:: Requirements ::
Pick out all lines with the word "железнодорожного" from the records that follow.

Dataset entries
+++

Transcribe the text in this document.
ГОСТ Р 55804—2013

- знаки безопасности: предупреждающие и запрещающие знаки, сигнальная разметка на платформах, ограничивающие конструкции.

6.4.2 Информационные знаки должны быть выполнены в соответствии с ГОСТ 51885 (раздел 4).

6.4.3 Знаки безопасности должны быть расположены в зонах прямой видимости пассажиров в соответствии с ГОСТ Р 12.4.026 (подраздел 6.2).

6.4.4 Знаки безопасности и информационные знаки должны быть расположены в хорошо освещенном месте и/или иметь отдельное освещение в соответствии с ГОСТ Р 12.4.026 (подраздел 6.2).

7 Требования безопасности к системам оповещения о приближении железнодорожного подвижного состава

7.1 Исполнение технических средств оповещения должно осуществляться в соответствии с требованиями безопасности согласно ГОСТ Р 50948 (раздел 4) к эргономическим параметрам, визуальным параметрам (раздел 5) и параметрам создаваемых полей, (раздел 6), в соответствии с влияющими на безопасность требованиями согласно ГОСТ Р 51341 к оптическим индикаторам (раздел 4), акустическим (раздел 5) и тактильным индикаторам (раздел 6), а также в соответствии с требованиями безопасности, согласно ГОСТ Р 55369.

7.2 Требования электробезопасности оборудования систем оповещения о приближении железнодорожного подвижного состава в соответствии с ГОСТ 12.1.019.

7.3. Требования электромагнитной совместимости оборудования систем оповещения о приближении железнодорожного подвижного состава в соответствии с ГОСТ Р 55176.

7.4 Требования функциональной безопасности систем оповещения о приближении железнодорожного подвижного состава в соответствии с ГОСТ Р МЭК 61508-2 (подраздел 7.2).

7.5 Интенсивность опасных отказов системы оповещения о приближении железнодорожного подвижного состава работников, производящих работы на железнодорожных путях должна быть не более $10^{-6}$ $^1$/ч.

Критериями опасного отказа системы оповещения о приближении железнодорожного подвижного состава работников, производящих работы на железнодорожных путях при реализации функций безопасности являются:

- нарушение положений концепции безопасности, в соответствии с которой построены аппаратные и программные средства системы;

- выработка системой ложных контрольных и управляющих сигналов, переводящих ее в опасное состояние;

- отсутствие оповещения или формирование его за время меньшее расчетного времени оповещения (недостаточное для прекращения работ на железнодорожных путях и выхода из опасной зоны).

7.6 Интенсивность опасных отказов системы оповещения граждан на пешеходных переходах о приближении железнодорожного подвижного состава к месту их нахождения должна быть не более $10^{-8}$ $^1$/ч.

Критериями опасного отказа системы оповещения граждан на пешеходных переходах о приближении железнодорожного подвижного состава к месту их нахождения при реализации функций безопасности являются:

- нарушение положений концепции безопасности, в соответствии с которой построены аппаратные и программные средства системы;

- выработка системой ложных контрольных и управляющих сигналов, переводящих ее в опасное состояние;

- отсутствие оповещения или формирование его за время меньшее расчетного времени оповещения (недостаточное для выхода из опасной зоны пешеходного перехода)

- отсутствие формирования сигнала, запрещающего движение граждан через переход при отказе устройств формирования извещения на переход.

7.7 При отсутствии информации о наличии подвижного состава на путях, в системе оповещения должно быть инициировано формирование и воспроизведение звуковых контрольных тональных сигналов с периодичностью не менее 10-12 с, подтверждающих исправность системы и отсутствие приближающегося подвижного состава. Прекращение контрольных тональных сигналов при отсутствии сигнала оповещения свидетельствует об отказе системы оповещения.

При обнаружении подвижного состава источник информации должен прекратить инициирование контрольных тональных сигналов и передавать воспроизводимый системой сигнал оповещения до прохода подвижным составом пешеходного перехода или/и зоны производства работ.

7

+++

:: Answer to the task ::
7 Требования безопасности к системам оповещения о приближении железнодорожного подвижного состава
7.2 Требования электробезопасности оборудования систем оповещения о приближении железнодорожного подвижного состава в соответствии с ГОСТ 12.1.019.
7.3. Требования электромагнитной совместимости оборудования систем оповещения о приближении железнодорожного подвижного состава в соответствии с ГОСТ Р 55176.
7.4 Требования функциональной безопасности систем оповещения о приближении железнодорожного подвижного состава в соответствии с ГОСТ Р МЭК 61508-2 (подраздел 7.2).
7.5 Интенсивность опасных отказов системы оповещения о приближении железнодорожного подвижного состава работников, производящих работы на железнодорожных путях должна быть не более $10^{-6}$ $^1$/ч.
Критериями опасного отказа системы оповещения о приближении железнодорожного подвижного состава работников, производящих работы на железнодорожных путях при реализации функций безопасности являются:
7.6 Интенсивность опасных отказов системы оповещения граждан на пешеходных переходах о приближении железнодорожного подвижного состава к месту их нахождения должна быть не более $10^{-8}$ $^1$/ч.
Критериями опасного отказа системы оповещения граждан на пешеходных переходах о приближении железнодорожного подвижного состава к месту их нахождения при реализации функций безопасности являются:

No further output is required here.